=== What you need to do ===
Copy the records that follow exactly as written, but not their pictures.

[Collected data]
-- BEGIN --
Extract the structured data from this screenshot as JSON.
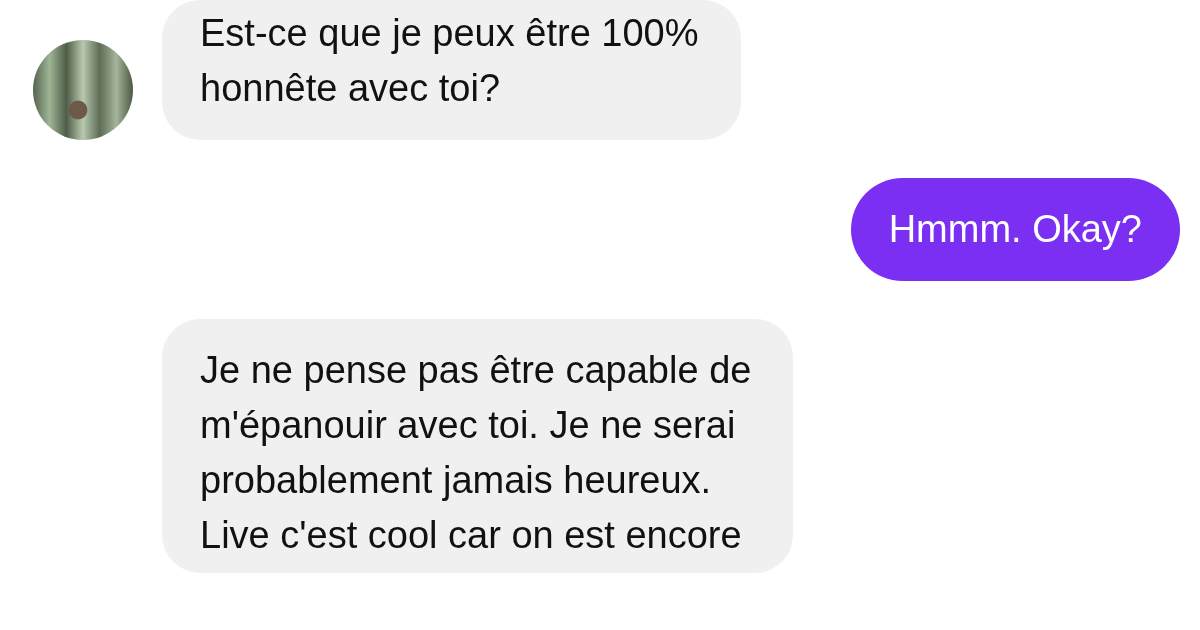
{
  "messages": [
    {
      "kind": "incoming",
      "avatar": true,
      "text": "Est-ce que je peux être 100%\nhonnête avec toi?"
    },
    {
      "kind": "outgoing",
      "avatar": false,
      "text": "Hmmm. Okay?"
    },
    {
      "kind": "incoming",
      "avatar": false,
      "text": "Je ne pense pas être capable de\nm'épanouir avec toi. Je ne serai\nprobablement jamais heureux.\nLive c'est cool car on est encore"
    }
  ]
}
-- END --
=== Output for this exercise ===
Extract the structured data from this screenshot as JSON.
{
  "messages": [
    {
      "kind": "incoming",
      "avatar": true,
      "text": "Est-ce que je peux être 100%\nhonnête avec toi?"
    },
    {
      "kind": "outgoing",
      "avatar": false,
      "text": "Hmmm. Okay?"
    },
    {
      "kind": "incoming",
      "avatar": false,
      "text": "Je ne pense pas être capable de\nm'épanouir avec toi. Je ne serai\nprobablement jamais heureux.\nLive c'est cool car on est encore"
    }
  ]
}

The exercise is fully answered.